>> Begin Listed records
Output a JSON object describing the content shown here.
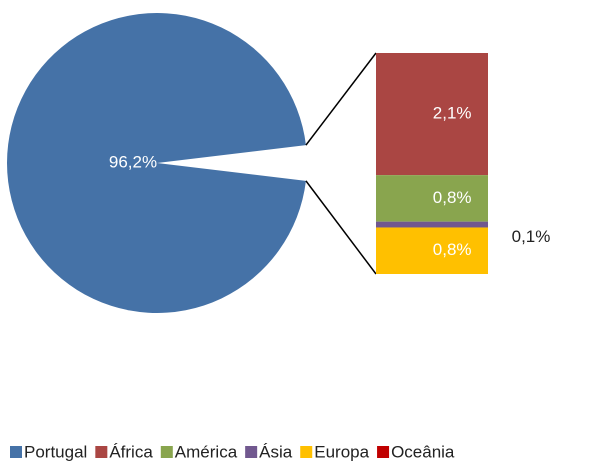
{
  "chart_data": {
    "type": "pie-of-bar",
    "categories": [
      "Portugal",
      "África",
      "América",
      "Ásia",
      "Europa",
      "Oceânia"
    ],
    "values": [
      96.2,
      2.1,
      0.8,
      0.1,
      0.8,
      0
    ],
    "value_labels": [
      "96,2%",
      "2,1%",
      "0,8%",
      "0,1%",
      "0,8%",
      null
    ],
    "colors": [
      "#4572a7",
      "#aa4643",
      "#89a54e",
      "#71588f",
      "#ffc000",
      "#c00000"
    ],
    "legend": "bottom"
  }
}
>> End Listed records
▸ Stated problem:
All the lines above are to be reproduced exactly, except the pictures.

▸ The completed task:
Output a JSON object describing the content shown here.
{
  "chart_data": {
    "type": "pie-of-bar",
    "categories": [
      "Portugal",
      "África",
      "América",
      "Ásia",
      "Europa",
      "Oceânia"
    ],
    "values": [
      96.2,
      2.1,
      0.8,
      0.1,
      0.8,
      0
    ],
    "value_labels": [
      "96,2%",
      "2,1%",
      "0,8%",
      "0,1%",
      "0,8%",
      null
    ],
    "colors": [
      "#4572a7",
      "#aa4643",
      "#89a54e",
      "#71588f",
      "#ffc000",
      "#c00000"
    ],
    "legend": "bottom"
  }
}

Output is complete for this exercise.